▶ TASK DESCRIPTION: Extract the complete data exactly as given.

(Extracted data entries)

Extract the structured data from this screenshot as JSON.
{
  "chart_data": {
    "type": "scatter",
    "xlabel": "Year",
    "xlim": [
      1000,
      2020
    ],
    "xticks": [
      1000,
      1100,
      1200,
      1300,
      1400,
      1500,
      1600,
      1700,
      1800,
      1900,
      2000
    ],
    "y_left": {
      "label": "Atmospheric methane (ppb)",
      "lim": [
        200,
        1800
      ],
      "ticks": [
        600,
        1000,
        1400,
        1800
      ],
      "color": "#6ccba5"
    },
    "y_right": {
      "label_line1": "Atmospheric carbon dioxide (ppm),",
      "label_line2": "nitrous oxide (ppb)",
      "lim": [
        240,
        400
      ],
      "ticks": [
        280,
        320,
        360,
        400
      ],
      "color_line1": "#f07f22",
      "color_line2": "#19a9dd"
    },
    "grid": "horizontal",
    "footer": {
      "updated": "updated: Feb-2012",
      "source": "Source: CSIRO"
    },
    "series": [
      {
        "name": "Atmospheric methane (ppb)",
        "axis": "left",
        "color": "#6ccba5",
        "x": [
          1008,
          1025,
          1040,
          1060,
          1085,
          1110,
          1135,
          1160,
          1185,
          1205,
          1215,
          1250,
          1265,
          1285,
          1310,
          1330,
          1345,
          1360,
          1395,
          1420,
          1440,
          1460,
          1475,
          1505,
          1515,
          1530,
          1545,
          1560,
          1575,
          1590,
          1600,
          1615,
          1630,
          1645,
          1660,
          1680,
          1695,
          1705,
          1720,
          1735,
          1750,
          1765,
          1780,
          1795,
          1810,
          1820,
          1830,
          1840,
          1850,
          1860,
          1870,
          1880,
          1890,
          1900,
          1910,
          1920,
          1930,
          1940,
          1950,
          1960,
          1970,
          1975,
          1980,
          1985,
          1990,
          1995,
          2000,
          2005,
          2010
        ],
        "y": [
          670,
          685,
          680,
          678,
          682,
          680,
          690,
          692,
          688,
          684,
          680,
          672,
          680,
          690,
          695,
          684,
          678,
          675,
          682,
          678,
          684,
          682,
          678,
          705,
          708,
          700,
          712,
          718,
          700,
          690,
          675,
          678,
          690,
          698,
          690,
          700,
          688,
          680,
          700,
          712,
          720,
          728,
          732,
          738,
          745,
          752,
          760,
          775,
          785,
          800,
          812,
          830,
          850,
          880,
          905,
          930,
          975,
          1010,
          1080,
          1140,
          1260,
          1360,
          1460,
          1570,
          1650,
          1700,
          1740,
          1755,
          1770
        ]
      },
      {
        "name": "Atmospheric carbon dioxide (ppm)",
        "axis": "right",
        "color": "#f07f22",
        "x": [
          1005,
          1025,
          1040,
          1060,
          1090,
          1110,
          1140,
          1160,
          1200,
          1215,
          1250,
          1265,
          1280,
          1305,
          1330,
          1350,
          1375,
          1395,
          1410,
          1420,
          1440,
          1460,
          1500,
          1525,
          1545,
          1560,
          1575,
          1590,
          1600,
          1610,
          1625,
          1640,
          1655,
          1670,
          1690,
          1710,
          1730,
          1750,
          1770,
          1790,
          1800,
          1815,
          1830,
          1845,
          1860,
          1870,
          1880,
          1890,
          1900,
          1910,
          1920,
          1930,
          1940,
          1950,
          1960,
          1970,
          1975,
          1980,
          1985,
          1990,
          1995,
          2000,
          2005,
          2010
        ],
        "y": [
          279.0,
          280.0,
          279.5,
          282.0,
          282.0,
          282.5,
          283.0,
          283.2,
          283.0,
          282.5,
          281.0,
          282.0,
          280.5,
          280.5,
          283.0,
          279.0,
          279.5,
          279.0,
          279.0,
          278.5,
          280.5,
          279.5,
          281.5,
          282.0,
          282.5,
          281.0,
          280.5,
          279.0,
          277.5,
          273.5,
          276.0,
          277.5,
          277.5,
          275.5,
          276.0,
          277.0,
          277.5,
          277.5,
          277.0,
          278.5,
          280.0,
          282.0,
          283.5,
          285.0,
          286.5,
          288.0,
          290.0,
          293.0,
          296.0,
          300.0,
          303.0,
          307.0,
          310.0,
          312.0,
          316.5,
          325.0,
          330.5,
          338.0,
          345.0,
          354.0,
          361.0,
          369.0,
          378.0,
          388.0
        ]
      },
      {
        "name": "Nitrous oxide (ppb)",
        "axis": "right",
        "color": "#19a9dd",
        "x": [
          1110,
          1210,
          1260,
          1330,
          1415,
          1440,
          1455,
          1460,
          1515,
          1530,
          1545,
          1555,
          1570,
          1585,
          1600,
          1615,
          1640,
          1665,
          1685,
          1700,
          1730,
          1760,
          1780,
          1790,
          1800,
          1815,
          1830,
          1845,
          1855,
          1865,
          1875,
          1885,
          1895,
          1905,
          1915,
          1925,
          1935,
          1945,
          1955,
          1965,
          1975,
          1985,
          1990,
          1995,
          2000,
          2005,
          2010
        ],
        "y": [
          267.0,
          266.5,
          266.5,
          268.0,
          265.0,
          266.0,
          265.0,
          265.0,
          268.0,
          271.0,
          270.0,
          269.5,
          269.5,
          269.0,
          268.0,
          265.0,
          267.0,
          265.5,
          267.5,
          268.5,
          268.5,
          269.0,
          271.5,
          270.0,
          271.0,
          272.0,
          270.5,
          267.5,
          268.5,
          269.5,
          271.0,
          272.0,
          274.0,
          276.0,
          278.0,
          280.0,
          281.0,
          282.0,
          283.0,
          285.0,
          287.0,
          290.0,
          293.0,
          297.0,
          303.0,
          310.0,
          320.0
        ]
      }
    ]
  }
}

▶ SOLUTION TO THIS EXERCISE:
Extract the structured data from this screenshot as JSON.
{
  "chart_data": {
    "type": "scatter",
    "xlabel": "Year",
    "xlim": [
      1000,
      2020
    ],
    "xticks": [
      1000,
      1100,
      1200,
      1300,
      1400,
      1500,
      1600,
      1700,
      1800,
      1900,
      2000
    ],
    "y_left": {
      "label": "Atmospheric methane (ppb)",
      "lim": [
        200,
        1800
      ],
      "ticks": [
        600,
        1000,
        1400,
        1800
      ],
      "color": "#6ccba5"
    },
    "y_right": {
      "label_line1": "Atmospheric carbon dioxide (ppm),",
      "label_line2": "nitrous oxide (ppb)",
      "lim": [
        240,
        400
      ],
      "ticks": [
        280,
        320,
        360,
        400
      ],
      "color_line1": "#f07f22",
      "color_line2": "#19a9dd"
    },
    "grid": "horizontal",
    "footer": {
      "updated": "updated: Feb-2012",
      "source": "Source: CSIRO"
    },
    "series": [
      {
        "name": "Atmospheric methane (ppb)",
        "axis": "left",
        "color": "#6ccba5",
        "x": [
          1008,
          1025,
          1040,
          1060,
          1085,
          1110,
          1135,
          1160,
          1185,
          1205,
          1215,
          1250,
          1265,
          1285,
          1310,
          1330,
          1345,
          1360,
          1395,
          1420,
          1440,
          1460,
          1475,
          1505,
          1515,
          1530,
          1545,
          1560,
          1575,
          1590,
          1600,
          1615,
          1630,
          1645,
          1660,
          1680,
          1695,
          1705,
          1720,
          1735,
          1750,
          1765,
          1780,
          1795,
          1810,
          1820,
          1830,
          1840,
          1850,
          1860,
          1870,
          1880,
          1890,
          1900,
          1910,
          1920,
          1930,
          1940,
          1950,
          1960,
          1970,
          1975,
          1980,
          1985,
          1990,
          1995,
          2000,
          2005,
          2010
        ],
        "y": [
          670,
          685,
          680,
          678,
          682,
          680,
          690,
          692,
          688,
          684,
          680,
          672,
          680,
          690,
          695,
          684,
          678,
          675,
          682,
          678,
          684,
          682,
          678,
          705,
          708,
          700,
          712,
          718,
          700,
          690,
          675,
          678,
          690,
          698,
          690,
          700,
          688,
          680,
          700,
          712,
          720,
          728,
          732,
          738,
          745,
          752,
          760,
          775,
          785,
          800,
          812,
          830,
          850,
          880,
          905,
          930,
          975,
          1010,
          1080,
          1140,
          1260,
          1360,
          1460,
          1570,
          1650,
          1700,
          1740,
          1755,
          1770
        ]
      },
      {
        "name": "Atmospheric carbon dioxide (ppm)",
        "axis": "right",
        "color": "#f07f22",
        "x": [
          1005,
          1025,
          1040,
          1060,
          1090,
          1110,
          1140,
          1160,
          1200,
          1215,
          1250,
          1265,
          1280,
          1305,
          1330,
          1350,
          1375,
          1395,
          1410,
          1420,
          1440,
          1460,
          1500,
          1525,
          1545,
          1560,
          1575,
          1590,
          1600,
          1610,
          1625,
          1640,
          1655,
          1670,
          1690,
          1710,
          1730,
          1750,
          1770,
          1790,
          1800,
          1815,
          1830,
          1845,
          1860,
          1870,
          1880,
          1890,
          1900,
          1910,
          1920,
          1930,
          1940,
          1950,
          1960,
          1970,
          1975,
          1980,
          1985,
          1990,
          1995,
          2000,
          2005,
          2010
        ],
        "y": [
          279.0,
          280.0,
          279.5,
          282.0,
          282.0,
          282.5,
          283.0,
          283.2,
          283.0,
          282.5,
          281.0,
          282.0,
          280.5,
          280.5,
          283.0,
          279.0,
          279.5,
          279.0,
          279.0,
          278.5,
          280.5,
          279.5,
          281.5,
          282.0,
          282.5,
          281.0,
          280.5,
          279.0,
          277.5,
          273.5,
          276.0,
          277.5,
          277.5,
          275.5,
          276.0,
          277.0,
          277.5,
          277.5,
          277.0,
          278.5,
          280.0,
          282.0,
          283.5,
          285.0,
          286.5,
          288.0,
          290.0,
          293.0,
          296.0,
          300.0,
          303.0,
          307.0,
          310.0,
          312.0,
          316.5,
          325.0,
          330.5,
          338.0,
          345.0,
          354.0,
          361.0,
          369.0,
          378.0,
          388.0
        ]
      },
      {
        "name": "Nitrous oxide (ppb)",
        "axis": "right",
        "color": "#19a9dd",
        "x": [
          1110,
          1210,
          1260,
          1330,
          1415,
          1440,
          1455,
          1460,
          1515,
          1530,
          1545,
          1555,
          1570,
          1585,
          1600,
          1615,
          1640,
          1665,
          1685,
          1700,
          1730,
          1760,
          1780,
          1790,
          1800,
          1815,
          1830,
          1845,
          1855,
          1865,
          1875,
          1885,
          1895,
          1905,
          1915,
          1925,
          1935,
          1945,
          1955,
          1965,
          1975,
          1985,
          1990,
          1995,
          2000,
          2005,
          2010
        ],
        "y": [
          267.0,
          266.5,
          266.5,
          268.0,
          265.0,
          266.0,
          265.0,
          265.0,
          268.0,
          271.0,
          270.0,
          269.5,
          269.5,
          269.0,
          268.0,
          265.0,
          267.0,
          265.5,
          267.5,
          268.5,
          268.5,
          269.0,
          271.5,
          270.0,
          271.0,
          272.0,
          270.5,
          267.5,
          268.5,
          269.5,
          271.0,
          272.0,
          274.0,
          276.0,
          278.0,
          280.0,
          281.0,
          282.0,
          283.0,
          285.0,
          287.0,
          290.0,
          293.0,
          297.0,
          303.0,
          310.0,
          320.0
        ]
      }
    ]
  }
}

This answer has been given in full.